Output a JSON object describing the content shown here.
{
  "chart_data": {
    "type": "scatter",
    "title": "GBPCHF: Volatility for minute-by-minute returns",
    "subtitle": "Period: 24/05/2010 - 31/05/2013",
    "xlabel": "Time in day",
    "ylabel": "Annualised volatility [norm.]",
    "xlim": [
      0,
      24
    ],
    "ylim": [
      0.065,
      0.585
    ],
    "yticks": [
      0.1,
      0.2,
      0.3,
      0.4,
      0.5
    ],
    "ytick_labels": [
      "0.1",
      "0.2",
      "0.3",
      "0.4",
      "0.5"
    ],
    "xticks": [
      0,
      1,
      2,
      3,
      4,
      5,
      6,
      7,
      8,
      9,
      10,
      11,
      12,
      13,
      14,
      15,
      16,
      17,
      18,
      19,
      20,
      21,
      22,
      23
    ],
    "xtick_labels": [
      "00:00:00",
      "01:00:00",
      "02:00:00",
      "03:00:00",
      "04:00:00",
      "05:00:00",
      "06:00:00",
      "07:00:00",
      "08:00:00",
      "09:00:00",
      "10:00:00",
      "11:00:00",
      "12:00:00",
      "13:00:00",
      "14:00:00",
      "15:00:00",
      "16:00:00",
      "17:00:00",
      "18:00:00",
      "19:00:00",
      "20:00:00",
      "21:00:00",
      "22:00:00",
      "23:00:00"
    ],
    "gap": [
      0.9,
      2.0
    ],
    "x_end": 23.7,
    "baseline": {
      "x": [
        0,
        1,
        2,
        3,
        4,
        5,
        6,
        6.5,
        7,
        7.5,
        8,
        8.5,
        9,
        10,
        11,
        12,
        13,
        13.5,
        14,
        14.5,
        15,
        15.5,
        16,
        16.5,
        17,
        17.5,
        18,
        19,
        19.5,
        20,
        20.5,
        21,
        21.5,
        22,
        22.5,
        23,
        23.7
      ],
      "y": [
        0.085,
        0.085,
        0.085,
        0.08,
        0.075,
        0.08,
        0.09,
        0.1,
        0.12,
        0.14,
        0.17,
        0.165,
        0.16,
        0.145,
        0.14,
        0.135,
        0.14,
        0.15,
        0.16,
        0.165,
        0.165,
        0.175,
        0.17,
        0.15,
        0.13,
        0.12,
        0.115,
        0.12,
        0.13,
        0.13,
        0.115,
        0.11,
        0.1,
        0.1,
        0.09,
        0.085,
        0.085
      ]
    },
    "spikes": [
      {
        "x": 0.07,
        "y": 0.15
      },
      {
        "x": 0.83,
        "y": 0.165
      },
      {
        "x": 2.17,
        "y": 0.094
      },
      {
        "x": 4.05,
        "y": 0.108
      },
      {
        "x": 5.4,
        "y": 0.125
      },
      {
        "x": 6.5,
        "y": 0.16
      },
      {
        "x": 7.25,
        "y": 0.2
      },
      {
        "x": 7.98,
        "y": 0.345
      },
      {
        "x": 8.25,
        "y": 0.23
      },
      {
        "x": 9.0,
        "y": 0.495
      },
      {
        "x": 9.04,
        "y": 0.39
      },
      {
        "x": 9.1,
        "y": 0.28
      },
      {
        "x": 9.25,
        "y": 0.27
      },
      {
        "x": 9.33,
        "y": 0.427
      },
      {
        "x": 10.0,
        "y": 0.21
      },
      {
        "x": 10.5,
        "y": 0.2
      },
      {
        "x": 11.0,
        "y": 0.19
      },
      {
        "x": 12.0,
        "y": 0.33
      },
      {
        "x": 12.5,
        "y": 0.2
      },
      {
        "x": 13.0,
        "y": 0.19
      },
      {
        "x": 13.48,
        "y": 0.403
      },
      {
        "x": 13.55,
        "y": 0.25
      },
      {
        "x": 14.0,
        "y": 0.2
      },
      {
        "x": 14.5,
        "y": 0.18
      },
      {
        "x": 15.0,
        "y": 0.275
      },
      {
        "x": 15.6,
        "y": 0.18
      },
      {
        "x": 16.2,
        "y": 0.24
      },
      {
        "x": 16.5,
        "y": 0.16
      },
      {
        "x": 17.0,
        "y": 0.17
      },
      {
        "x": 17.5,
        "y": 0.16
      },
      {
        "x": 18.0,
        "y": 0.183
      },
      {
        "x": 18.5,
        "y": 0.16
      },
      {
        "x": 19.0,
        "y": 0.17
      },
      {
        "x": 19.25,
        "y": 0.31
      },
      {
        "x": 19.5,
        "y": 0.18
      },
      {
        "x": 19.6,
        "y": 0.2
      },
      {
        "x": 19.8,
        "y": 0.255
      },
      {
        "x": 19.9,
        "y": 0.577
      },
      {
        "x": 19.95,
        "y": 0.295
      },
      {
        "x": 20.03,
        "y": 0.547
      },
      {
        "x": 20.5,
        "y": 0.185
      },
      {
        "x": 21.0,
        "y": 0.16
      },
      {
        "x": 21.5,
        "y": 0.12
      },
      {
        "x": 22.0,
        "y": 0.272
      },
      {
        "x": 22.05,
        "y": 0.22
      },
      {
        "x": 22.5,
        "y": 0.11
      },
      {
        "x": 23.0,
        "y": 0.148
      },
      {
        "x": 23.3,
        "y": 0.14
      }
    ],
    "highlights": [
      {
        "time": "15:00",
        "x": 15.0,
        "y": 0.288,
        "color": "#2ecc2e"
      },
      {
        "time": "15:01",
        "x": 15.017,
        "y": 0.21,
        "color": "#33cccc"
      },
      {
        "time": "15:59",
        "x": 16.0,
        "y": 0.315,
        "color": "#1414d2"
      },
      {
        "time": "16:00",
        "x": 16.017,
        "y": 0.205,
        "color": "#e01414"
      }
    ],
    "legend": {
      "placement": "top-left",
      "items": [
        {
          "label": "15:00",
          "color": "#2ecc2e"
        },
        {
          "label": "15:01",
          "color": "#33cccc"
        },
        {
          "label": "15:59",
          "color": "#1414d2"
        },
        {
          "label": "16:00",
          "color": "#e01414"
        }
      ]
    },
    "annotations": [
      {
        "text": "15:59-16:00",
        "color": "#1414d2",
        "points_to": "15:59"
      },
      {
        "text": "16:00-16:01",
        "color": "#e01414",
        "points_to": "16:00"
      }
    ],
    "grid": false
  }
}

^^^^

• Written problem
Write all of the records out again exactly.

• Worked answer
Output a JSON object describing the content shown here.
{
  "chart_data": {
    "type": "scatter",
    "title": "GBPCHF: Volatility for minute-by-minute returns",
    "subtitle": "Period: 24/05/2010 - 31/05/2013",
    "xlabel": "Time in day",
    "ylabel": "Annualised volatility [norm.]",
    "xlim": [
      0,
      24
    ],
    "ylim": [
      0.065,
      0.585
    ],
    "yticks": [
      0.1,
      0.2,
      0.3,
      0.4,
      0.5
    ],
    "ytick_labels": [
      "0.1",
      "0.2",
      "0.3",
      "0.4",
      "0.5"
    ],
    "xticks": [
      0,
      1,
      2,
      3,
      4,
      5,
      6,
      7,
      8,
      9,
      10,
      11,
      12,
      13,
      14,
      15,
      16,
      17,
      18,
      19,
      20,
      21,
      22,
      23
    ],
    "xtick_labels": [
      "00:00:00",
      "01:00:00",
      "02:00:00",
      "03:00:00",
      "04:00:00",
      "05:00:00",
      "06:00:00",
      "07:00:00",
      "08:00:00",
      "09:00:00",
      "10:00:00",
      "11:00:00",
      "12:00:00",
      "13:00:00",
      "14:00:00",
      "15:00:00",
      "16:00:00",
      "17:00:00",
      "18:00:00",
      "19:00:00",
      "20:00:00",
      "21:00:00",
      "22:00:00",
      "23:00:00"
    ],
    "gap": [
      0.9,
      2.0
    ],
    "x_end": 23.7,
    "baseline": {
      "x": [
        0,
        1,
        2,
        3,
        4,
        5,
        6,
        6.5,
        7,
        7.5,
        8,
        8.5,
        9,
        10,
        11,
        12,
        13,
        13.5,
        14,
        14.5,
        15,
        15.5,
        16,
        16.5,
        17,
        17.5,
        18,
        19,
        19.5,
        20,
        20.5,
        21,
        21.5,
        22,
        22.5,
        23,
        23.7
      ],
      "y": [
        0.085,
        0.085,
        0.085,
        0.08,
        0.075,
        0.08,
        0.09,
        0.1,
        0.12,
        0.14,
        0.17,
        0.165,
        0.16,
        0.145,
        0.14,
        0.135,
        0.14,
        0.15,
        0.16,
        0.165,
        0.165,
        0.175,
        0.17,
        0.15,
        0.13,
        0.12,
        0.115,
        0.12,
        0.13,
        0.13,
        0.115,
        0.11,
        0.1,
        0.1,
        0.09,
        0.085,
        0.085
      ]
    },
    "spikes": [
      {
        "x": 0.07,
        "y": 0.15
      },
      {
        "x": 0.83,
        "y": 0.165
      },
      {
        "x": 2.17,
        "y": 0.094
      },
      {
        "x": 4.05,
        "y": 0.108
      },
      {
        "x": 5.4,
        "y": 0.125
      },
      {
        "x": 6.5,
        "y": 0.16
      },
      {
        "x": 7.25,
        "y": 0.2
      },
      {
        "x": 7.98,
        "y": 0.345
      },
      {
        "x": 8.25,
        "y": 0.23
      },
      {
        "x": 9.0,
        "y": 0.495
      },
      {
        "x": 9.04,
        "y": 0.39
      },
      {
        "x": 9.1,
        "y": 0.28
      },
      {
        "x": 9.25,
        "y": 0.27
      },
      {
        "x": 9.33,
        "y": 0.427
      },
      {
        "x": 10.0,
        "y": 0.21
      },
      {
        "x": 10.5,
        "y": 0.2
      },
      {
        "x": 11.0,
        "y": 0.19
      },
      {
        "x": 12.0,
        "y": 0.33
      },
      {
        "x": 12.5,
        "y": 0.2
      },
      {
        "x": 13.0,
        "y": 0.19
      },
      {
        "x": 13.48,
        "y": 0.403
      },
      {
        "x": 13.55,
        "y": 0.25
      },
      {
        "x": 14.0,
        "y": 0.2
      },
      {
        "x": 14.5,
        "y": 0.18
      },
      {
        "x": 15.0,
        "y": 0.275
      },
      {
        "x": 15.6,
        "y": 0.18
      },
      {
        "x": 16.2,
        "y": 0.24
      },
      {
        "x": 16.5,
        "y": 0.16
      },
      {
        "x": 17.0,
        "y": 0.17
      },
      {
        "x": 17.5,
        "y": 0.16
      },
      {
        "x": 18.0,
        "y": 0.183
      },
      {
        "x": 18.5,
        "y": 0.16
      },
      {
        "x": 19.0,
        "y": 0.17
      },
      {
        "x": 19.25,
        "y": 0.31
      },
      {
        "x": 19.5,
        "y": 0.18
      },
      {
        "x": 19.6,
        "y": 0.2
      },
      {
        "x": 19.8,
        "y": 0.255
      },
      {
        "x": 19.9,
        "y": 0.577
      },
      {
        "x": 19.95,
        "y": 0.295
      },
      {
        "x": 20.03,
        "y": 0.547
      },
      {
        "x": 20.5,
        "y": 0.185
      },
      {
        "x": 21.0,
        "y": 0.16
      },
      {
        "x": 21.5,
        "y": 0.12
      },
      {
        "x": 22.0,
        "y": 0.272
      },
      {
        "x": 22.05,
        "y": 0.22
      },
      {
        "x": 22.5,
        "y": 0.11
      },
      {
        "x": 23.0,
        "y": 0.148
      },
      {
        "x": 23.3,
        "y": 0.14
      }
    ],
    "highlights": [
      {
        "time": "15:00",
        "x": 15.0,
        "y": 0.288,
        "color": "#2ecc2e"
      },
      {
        "time": "15:01",
        "x": 15.017,
        "y": 0.21,
        "color": "#33cccc"
      },
      {
        "time": "15:59",
        "x": 16.0,
        "y": 0.315,
        "color": "#1414d2"
      },
      {
        "time": "16:00",
        "x": 16.017,
        "y": 0.205,
        "color": "#e01414"
      }
    ],
    "legend": {
      "placement": "top-left",
      "items": [
        {
          "label": "15:00",
          "color": "#2ecc2e"
        },
        {
          "label": "15:01",
          "color": "#33cccc"
        },
        {
          "label": "15:59",
          "color": "#1414d2"
        },
        {
          "label": "16:00",
          "color": "#e01414"
        }
      ]
    },
    "annotations": [
      {
        "text": "15:59-16:00",
        "color": "#1414d2",
        "points_to": "15:59"
      },
      {
        "text": "16:00-16:01",
        "color": "#e01414",
        "points_to": "16:00"
      }
    ],
    "grid": false
  }
}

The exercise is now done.